## [Work required]
Leave out the pictures and reproduce all of the data exactly.

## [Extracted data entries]
···

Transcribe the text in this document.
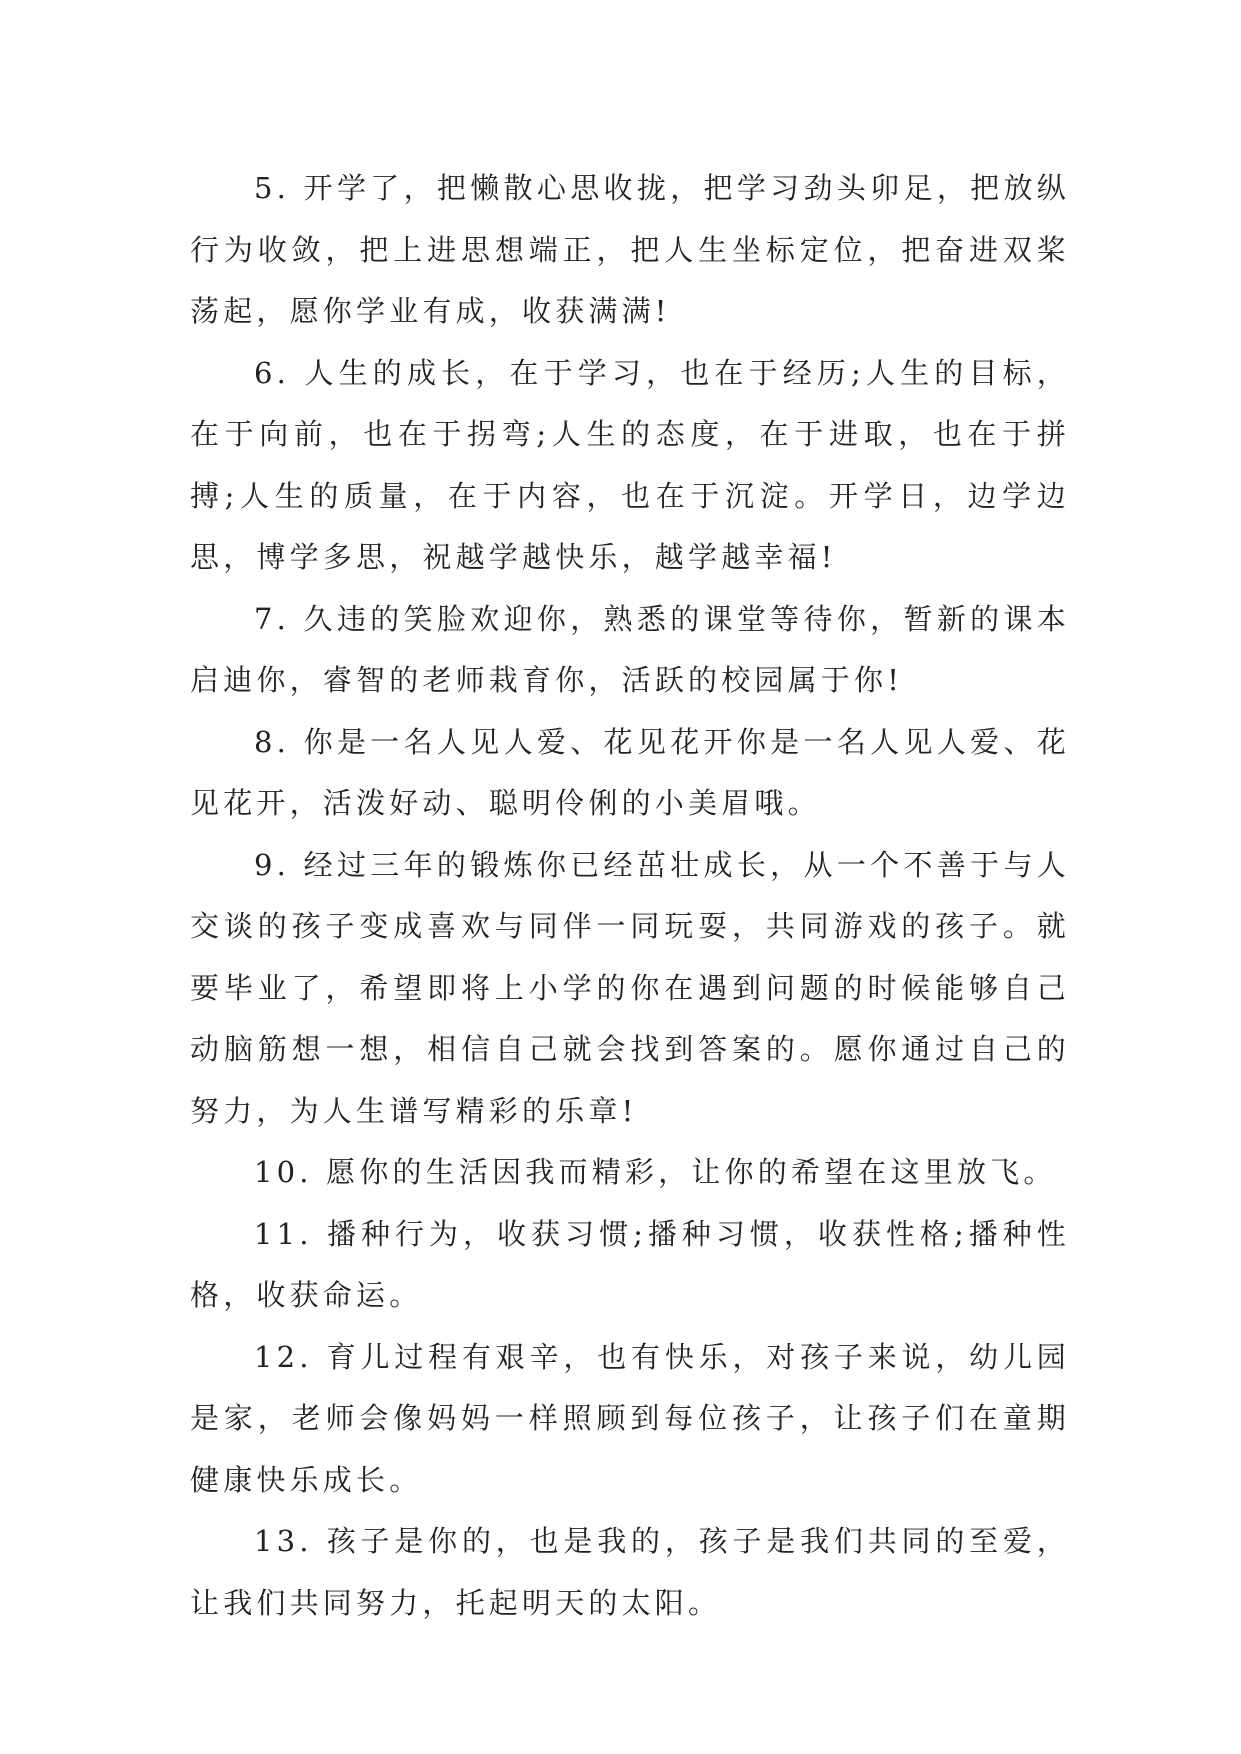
5. 开学了，把懒散心思收拢，把学习劲头卯足，把放纵行为收敛，把上进思想端正，把人生坐标定位，把奋进双桨荡起，愿你学业有成，收获满满!

6. 人生的成长，在于学习，也在于经历;人生的目标，在于向前，也在于拐弯;人生的态度，在于进取，也在于拼搏;人生的质量，在于内容，也在于沉淀。开学日，边学边思，博学多思，祝越学越快乐，越学越幸福!

7. 久违的笑脸欢迎你，熟悉的课堂等待你，暂新的课本启迪你，睿智的老师栽育你，活跃的校园属于你!

8. 你是一名人见人爱、花见花开你是一名人见人爱、花见花开，活泼好动、聪明伶俐的小美眉哦。

9. 经过三年的锻炼你已经茁壮成长，从一个不善于与人交谈的孩子变成喜欢与同伴一同玩耍，共同游戏的孩子。就要毕业了，希望即将上小学的你在遇到问题的时候能够自己动脑筋想一想，相信自己就会找到答案的。愿你通过自己的努力，为人生谱写精彩的乐章!

10. 愿你的生活因我而精彩，让你的希望在这里放飞。

11. 播种行为，收获习惯;播种习惯，收获性格;播种性格，收获命运。

12. 育儿过程有艰辛，也有快乐，对孩子来说，幼儿园是家，老师会像妈妈一样照顾到每位孩子，让孩子们在童期健康快乐成长。

13. 孩子是你的，也是我的，孩子是我们共同的至爱，让我们共同努力，托起明天的太阳。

···

## [Exercise result]
Transcribe the text in this document.
5. 开学了，把懒散心思收拢，把学习劲头卯足，把放纵行为收敛，把上进思想端正，把人生坐标定位，把奋进双桨荡起，愿你学业有成，收获满满!

6. 人生的成长，在于学习，也在于经历;人生的目标，在于向前，也在于拐弯;人生的态度，在于进取，也在于拼搏;人生的质量，在于内容，也在于沉淀。开学日，边学边思，博学多思，祝越学越快乐，越学越幸福!

7. 久违的笑脸欢迎你，熟悉的课堂等待你，暂新的课本启迪你，睿智的老师栽育你，活跃的校园属于你!

8. 你是一名人见人爱、花见花开你是一名人见人爱、花见花开，活泼好动、聪明伶俐的小美眉哦。

9. 经过三年的锻炼你已经茁壮成长，从一个不善于与人交谈的孩子变成喜欢与同伴一同玩耍，共同游戏的孩子。就要毕业了，希望即将上小学的你在遇到问题的时候能够自己动脑筋想一想，相信自己就会找到答案的。愿你通过自己的努力，为人生谱写精彩的乐章!

10. 愿你的生活因我而精彩，让你的希望在这里放飞。

11. 播种行为，收获习惯;播种习惯，收获性格;播种性格，收获命运。

12. 育儿过程有艰辛，也有快乐，对孩子来说，幼儿园是家，老师会像妈妈一样照顾到每位孩子，让孩子们在童期健康快乐成长。

13. 孩子是你的，也是我的，孩子是我们共同的至爱，让我们共同努力，托起明天的太阳。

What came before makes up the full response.